__Written task__:
Print the data exactly, leaving nothing out.

__Material to process__:

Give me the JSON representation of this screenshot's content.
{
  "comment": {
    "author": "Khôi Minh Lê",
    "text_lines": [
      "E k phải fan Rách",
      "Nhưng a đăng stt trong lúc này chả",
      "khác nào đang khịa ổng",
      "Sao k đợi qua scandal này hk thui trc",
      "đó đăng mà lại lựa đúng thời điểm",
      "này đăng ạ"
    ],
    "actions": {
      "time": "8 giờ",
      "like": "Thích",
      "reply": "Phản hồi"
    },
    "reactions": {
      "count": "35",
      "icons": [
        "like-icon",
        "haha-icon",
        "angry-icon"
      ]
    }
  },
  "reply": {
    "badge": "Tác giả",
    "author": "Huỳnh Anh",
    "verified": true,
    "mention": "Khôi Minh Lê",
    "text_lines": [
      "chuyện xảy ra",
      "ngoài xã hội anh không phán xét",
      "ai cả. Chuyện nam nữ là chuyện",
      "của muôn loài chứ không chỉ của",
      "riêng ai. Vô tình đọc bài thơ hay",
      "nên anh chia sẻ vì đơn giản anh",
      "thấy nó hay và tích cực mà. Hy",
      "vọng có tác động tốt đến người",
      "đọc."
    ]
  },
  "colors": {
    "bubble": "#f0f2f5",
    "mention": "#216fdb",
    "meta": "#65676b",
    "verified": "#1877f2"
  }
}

__Output for this task__:
Give me the JSON representation of this screenshot's content.
{
  "comment": {
    "author": "Khôi Minh Lê",
    "text_lines": [
      "E k phải fan Rách",
      "Nhưng a đăng stt trong lúc này chả",
      "khác nào đang khịa ổng",
      "Sao k đợi qua scandal này hk thui trc",
      "đó đăng mà lại lựa đúng thời điểm",
      "này đăng ạ"
    ],
    "actions": {
      "time": "8 giờ",
      "like": "Thích",
      "reply": "Phản hồi"
    },
    "reactions": {
      "count": "35",
      "icons": [
        "like-icon",
        "haha-icon",
        "angry-icon"
      ]
    }
  },
  "reply": {
    "badge": "Tác giả",
    "author": "Huỳnh Anh",
    "verified": true,
    "mention": "Khôi Minh Lê",
    "text_lines": [
      "chuyện xảy ra",
      "ngoài xã hội anh không phán xét",
      "ai cả. Chuyện nam nữ là chuyện",
      "của muôn loài chứ không chỉ của",
      "riêng ai. Vô tình đọc bài thơ hay",
      "nên anh chia sẻ vì đơn giản anh",
      "thấy nó hay và tích cực mà. Hy",
      "vọng có tác động tốt đến người",
      "đọc."
    ]
  },
  "colors": {
    "bubble": "#f0f2f5",
    "mention": "#216fdb",
    "meta": "#65676b",
    "verified": "#1877f2"
  }
}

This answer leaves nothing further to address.